- GOAL: All records are to be retyped faithfully and completely.

[Data entries]
==================================================
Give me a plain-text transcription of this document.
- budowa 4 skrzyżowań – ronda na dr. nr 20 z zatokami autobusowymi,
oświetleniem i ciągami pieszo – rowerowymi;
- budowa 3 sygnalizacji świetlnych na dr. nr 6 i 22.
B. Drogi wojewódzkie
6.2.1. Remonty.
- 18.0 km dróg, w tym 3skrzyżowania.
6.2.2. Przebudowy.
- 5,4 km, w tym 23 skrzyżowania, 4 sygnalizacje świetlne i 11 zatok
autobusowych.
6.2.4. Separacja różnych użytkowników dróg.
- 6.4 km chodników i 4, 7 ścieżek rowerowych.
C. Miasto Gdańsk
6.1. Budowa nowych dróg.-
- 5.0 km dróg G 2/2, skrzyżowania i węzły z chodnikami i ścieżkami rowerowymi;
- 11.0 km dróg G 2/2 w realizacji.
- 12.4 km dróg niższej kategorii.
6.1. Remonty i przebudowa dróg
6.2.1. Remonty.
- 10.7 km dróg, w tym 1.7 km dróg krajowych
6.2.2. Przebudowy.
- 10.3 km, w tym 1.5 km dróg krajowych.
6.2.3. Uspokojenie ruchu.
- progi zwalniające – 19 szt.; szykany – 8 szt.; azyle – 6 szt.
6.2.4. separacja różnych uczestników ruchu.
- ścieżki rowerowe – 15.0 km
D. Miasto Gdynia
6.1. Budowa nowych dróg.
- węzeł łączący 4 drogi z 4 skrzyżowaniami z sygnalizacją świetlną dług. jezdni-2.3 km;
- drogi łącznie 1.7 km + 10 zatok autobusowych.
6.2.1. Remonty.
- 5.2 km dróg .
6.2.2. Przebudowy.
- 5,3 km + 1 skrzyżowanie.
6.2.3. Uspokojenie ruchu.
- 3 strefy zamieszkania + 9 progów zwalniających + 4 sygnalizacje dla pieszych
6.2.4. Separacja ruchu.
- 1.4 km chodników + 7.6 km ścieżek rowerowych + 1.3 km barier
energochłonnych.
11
==================================================
- FULL ANSWER:
Give me a plain-text transcription of this document.
- budowa 4 skrzyżowań – ronda na dr. nr 20 z zatokami autobusowymi,
oświetleniem i ciągami pieszo – rowerowymi;
- budowa 3 sygnalizacji świetlnych na dr. nr 6 i 22.
B. Drogi wojewódzkie
6.2.1. Remonty.
- 18.0 km dróg, w tym 3skrzyżowania.
6.2.2. Przebudowy.
- 5,4 km, w tym 23 skrzyżowania, 4 sygnalizacje świetlne i 11 zatok
autobusowych.
6.2.4. Separacja różnych użytkowników dróg.
- 6.4 km chodników i 4, 7 ścieżek rowerowych.
C. Miasto Gdańsk
6.1. Budowa nowych dróg.-
- 5.0 km dróg G 2/2, skrzyżowania i węzły z chodnikami i ścieżkami rowerowymi;
- 11.0 km dróg G 2/2 w realizacji.
- 12.4 km dróg niższej kategorii.
6.1. Remonty i przebudowa dróg
6.2.1. Remonty.
- 10.7 km dróg, w tym 1.7 km dróg krajowych
6.2.2. Przebudowy.
- 10.3 km, w tym 1.5 km dróg krajowych.
6.2.3. Uspokojenie ruchu.
- progi zwalniające – 19 szt.; szykany – 8 szt.; azyle – 6 szt.
6.2.4. separacja różnych uczestników ruchu.
- ścieżki rowerowe – 15.0 km
D. Miasto Gdynia
6.1. Budowa nowych dróg.
- węzeł łączący 4 drogi z 4 skrzyżowaniami z sygnalizacją świetlną dług. jezdni-2.3 km;
- drogi łącznie 1.7 km + 10 zatok autobusowych.
6.2.1. Remonty.
- 5.2 km dróg .
6.2.2. Przebudowy.
- 5,3 km + 1 skrzyżowanie.
6.2.3. Uspokojenie ruchu.
- 3 strefy zamieszkania + 9 progów zwalniających + 4 sygnalizacje dla pieszych
6.2.4. Separacja ruchu.
- 1.4 km chodników + 7.6 km ścieżek rowerowych + 1.3 km barier
energochłonnych.
11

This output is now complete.